-- Entries start --

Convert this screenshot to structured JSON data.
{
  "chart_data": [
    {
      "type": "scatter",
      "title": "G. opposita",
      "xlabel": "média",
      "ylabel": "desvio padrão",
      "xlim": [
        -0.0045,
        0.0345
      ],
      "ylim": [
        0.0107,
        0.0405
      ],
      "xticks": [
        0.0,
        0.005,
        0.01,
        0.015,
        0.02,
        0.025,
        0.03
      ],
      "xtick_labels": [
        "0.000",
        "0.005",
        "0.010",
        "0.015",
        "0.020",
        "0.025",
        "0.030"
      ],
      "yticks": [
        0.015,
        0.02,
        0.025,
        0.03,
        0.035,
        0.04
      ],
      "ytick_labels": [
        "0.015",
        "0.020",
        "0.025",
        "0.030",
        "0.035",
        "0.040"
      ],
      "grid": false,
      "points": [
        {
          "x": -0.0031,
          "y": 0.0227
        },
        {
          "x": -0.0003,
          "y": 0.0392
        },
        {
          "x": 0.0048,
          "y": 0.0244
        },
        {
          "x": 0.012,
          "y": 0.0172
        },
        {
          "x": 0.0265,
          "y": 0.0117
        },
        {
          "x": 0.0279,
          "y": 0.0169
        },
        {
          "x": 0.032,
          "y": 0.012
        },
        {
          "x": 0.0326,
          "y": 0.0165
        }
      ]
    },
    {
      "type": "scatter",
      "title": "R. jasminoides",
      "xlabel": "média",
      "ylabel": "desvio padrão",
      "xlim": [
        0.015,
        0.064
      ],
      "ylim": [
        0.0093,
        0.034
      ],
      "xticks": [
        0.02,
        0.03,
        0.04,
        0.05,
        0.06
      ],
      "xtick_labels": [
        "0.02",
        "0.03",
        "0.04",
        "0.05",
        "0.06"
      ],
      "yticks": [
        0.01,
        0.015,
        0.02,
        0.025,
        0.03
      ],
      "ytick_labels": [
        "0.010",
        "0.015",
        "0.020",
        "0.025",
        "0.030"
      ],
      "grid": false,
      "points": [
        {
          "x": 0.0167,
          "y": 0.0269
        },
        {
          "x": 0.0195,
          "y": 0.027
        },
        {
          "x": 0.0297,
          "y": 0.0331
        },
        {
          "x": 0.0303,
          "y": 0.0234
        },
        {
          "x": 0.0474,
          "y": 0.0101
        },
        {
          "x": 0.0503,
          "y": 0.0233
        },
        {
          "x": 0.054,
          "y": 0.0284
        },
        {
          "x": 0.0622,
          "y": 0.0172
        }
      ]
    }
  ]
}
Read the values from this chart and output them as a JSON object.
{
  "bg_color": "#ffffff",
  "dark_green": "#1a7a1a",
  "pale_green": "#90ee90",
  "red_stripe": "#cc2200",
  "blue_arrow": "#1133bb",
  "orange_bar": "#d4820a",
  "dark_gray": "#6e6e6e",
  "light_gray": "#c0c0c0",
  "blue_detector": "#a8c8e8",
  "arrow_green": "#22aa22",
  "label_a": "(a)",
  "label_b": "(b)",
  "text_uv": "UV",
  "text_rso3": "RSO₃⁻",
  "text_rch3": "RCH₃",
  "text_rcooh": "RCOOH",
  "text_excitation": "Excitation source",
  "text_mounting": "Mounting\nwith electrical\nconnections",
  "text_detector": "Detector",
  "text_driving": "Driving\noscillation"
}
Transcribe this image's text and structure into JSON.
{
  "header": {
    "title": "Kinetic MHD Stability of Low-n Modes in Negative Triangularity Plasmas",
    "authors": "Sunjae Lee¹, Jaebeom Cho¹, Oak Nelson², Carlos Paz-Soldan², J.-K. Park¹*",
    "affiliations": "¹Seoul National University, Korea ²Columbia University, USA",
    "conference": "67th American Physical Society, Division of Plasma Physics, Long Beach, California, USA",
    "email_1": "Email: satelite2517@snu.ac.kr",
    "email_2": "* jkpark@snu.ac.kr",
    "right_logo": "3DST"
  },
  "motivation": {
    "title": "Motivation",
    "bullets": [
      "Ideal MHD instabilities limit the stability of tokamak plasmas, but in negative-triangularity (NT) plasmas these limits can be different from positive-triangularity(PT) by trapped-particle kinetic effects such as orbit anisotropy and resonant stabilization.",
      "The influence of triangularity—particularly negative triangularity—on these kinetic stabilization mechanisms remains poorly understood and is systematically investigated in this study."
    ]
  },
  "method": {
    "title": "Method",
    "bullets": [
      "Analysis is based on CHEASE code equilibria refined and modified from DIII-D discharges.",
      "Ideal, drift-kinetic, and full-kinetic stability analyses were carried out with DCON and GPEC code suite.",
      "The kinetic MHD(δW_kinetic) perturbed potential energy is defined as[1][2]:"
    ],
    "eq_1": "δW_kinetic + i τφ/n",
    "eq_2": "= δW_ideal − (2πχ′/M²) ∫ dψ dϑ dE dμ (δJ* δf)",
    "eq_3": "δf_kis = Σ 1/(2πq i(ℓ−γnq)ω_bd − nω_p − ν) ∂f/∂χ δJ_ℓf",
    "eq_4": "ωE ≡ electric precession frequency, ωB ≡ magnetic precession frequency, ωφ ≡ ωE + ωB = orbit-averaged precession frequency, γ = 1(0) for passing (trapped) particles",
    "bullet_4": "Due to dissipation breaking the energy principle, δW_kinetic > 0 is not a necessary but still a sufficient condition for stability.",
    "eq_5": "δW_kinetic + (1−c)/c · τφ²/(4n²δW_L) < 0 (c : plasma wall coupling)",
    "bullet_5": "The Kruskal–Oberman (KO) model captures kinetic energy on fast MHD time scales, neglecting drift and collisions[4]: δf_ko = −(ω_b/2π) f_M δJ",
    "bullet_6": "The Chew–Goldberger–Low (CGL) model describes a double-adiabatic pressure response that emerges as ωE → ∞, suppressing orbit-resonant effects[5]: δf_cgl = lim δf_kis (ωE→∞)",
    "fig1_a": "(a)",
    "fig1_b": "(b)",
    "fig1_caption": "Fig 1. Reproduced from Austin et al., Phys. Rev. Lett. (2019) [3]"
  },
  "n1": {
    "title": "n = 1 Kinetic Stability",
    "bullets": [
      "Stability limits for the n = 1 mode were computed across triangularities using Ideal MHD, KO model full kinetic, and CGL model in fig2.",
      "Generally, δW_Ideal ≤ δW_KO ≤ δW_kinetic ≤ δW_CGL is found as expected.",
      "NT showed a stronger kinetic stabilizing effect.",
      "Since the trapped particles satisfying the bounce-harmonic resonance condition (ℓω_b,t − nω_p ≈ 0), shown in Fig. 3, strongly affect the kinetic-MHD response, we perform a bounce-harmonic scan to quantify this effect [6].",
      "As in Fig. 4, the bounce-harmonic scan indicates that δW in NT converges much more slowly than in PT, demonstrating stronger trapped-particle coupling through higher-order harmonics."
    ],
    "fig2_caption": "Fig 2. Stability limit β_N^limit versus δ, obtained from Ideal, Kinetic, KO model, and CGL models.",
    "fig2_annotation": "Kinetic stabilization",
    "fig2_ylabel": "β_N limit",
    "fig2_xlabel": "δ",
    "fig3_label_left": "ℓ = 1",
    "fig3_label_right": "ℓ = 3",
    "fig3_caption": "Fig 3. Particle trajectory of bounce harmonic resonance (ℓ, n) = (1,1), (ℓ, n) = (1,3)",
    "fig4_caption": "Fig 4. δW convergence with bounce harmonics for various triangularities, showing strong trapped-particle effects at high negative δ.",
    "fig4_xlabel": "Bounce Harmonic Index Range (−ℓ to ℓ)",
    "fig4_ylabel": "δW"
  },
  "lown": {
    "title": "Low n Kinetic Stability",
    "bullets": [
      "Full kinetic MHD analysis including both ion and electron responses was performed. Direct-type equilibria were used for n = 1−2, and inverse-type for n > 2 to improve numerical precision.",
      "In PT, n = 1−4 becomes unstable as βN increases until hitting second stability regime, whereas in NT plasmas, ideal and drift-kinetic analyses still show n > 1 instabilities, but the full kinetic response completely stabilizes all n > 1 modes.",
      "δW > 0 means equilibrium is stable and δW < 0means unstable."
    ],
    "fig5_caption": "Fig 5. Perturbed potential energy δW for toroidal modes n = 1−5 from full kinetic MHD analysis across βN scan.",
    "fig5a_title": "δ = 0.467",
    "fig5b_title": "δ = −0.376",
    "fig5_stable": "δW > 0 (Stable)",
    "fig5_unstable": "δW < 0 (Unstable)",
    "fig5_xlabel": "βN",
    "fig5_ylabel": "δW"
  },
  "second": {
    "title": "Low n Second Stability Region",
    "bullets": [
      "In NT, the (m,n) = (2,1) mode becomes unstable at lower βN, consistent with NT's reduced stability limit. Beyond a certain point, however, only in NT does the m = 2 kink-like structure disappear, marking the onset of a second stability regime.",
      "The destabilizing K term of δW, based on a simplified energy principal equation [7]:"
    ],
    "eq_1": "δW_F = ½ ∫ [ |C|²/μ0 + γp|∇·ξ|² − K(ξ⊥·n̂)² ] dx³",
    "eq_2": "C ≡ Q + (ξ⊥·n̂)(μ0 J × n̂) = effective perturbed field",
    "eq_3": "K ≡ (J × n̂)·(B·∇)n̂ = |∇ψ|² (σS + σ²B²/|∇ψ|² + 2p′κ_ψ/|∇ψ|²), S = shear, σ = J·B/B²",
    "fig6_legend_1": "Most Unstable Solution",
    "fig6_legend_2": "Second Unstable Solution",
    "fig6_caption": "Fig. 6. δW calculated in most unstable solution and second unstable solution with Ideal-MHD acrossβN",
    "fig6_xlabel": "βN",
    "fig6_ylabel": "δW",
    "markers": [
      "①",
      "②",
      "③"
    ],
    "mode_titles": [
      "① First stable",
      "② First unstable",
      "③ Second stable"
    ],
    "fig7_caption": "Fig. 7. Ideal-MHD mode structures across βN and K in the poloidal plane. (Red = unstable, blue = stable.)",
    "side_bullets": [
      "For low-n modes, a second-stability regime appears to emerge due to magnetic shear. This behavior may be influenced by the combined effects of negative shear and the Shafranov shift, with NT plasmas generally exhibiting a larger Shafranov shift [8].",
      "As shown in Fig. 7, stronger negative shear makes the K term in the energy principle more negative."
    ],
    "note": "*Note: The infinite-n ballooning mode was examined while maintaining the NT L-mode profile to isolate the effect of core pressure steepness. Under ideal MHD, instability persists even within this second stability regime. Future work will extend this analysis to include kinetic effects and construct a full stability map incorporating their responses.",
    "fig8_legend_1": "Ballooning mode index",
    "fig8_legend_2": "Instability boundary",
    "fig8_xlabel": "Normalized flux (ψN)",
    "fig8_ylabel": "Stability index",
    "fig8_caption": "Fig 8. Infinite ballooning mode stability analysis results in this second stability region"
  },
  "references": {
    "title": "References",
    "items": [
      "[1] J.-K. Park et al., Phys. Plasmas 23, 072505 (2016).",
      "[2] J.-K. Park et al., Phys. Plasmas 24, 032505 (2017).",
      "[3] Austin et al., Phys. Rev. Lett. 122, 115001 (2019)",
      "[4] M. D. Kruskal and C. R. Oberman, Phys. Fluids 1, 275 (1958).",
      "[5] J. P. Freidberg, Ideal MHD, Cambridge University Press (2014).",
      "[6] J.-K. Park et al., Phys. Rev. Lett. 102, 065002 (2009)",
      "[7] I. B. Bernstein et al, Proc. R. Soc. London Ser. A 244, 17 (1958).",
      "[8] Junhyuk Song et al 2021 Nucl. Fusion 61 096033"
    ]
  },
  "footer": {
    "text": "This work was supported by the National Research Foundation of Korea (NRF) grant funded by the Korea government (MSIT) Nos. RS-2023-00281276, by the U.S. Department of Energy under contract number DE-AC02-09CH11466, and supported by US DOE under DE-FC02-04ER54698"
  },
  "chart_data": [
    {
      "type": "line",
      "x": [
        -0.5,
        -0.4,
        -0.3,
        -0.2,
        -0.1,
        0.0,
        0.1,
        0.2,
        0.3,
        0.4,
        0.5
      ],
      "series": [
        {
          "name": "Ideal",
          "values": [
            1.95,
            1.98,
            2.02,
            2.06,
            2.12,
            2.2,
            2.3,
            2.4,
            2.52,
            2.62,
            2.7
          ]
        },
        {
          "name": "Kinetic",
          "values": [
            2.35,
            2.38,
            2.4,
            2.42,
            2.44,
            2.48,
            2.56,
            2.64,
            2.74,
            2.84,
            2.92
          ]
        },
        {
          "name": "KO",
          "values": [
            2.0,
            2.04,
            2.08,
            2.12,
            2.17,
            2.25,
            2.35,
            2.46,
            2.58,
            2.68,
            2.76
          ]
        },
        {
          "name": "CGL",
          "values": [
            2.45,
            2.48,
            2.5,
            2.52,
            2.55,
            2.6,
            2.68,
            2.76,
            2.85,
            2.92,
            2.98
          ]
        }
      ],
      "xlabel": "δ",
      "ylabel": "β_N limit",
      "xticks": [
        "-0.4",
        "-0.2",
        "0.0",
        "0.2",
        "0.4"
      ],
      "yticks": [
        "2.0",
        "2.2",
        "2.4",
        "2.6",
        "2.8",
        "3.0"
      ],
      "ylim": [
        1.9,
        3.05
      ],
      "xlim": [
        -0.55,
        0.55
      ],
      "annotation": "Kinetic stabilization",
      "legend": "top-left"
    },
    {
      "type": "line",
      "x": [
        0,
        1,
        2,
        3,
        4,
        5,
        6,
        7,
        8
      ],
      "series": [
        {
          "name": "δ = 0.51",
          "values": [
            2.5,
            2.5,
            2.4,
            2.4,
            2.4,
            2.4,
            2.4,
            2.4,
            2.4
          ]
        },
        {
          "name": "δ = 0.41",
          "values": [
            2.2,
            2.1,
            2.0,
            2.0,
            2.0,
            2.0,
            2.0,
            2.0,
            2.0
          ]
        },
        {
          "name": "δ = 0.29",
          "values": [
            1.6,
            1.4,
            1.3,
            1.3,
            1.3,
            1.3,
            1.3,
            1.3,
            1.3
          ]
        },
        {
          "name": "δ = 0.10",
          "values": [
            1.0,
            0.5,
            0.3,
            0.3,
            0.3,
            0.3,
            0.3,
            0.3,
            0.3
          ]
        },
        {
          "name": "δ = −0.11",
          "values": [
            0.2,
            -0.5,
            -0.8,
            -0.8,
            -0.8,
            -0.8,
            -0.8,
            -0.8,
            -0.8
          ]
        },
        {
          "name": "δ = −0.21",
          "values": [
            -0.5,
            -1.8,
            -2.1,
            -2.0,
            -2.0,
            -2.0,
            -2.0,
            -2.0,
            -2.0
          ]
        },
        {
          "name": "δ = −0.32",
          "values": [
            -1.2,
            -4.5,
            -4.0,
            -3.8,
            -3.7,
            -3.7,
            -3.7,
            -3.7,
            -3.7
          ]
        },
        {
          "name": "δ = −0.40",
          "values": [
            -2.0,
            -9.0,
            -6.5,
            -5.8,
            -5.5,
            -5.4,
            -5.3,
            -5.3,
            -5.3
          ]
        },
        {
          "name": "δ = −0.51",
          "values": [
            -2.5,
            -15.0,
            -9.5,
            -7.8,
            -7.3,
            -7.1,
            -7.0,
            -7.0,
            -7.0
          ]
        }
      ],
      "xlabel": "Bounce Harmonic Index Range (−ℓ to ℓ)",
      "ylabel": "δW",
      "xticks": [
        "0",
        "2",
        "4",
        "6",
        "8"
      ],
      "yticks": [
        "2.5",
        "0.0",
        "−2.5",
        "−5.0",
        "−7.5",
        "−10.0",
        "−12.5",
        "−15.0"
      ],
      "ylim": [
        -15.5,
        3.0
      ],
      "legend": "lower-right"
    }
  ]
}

-- Entries end --

Brief: Copy out every line where the word "condition" occurs.

Full response:
    "bullet_4": "Due to dissipation breaking the energy principle, δW_kinetic > 0 is not a necessary but still a sufficient condition for stability.",
      "Since the trapped particles satisfying the bounce-harmonic resonance condition (ℓω_b,t − nω_p ≈ 0), shown in Fig. 3, strongly affect the kinetic-MHD response, we perform a bounce-harmonic scan to quantify this effect [6].",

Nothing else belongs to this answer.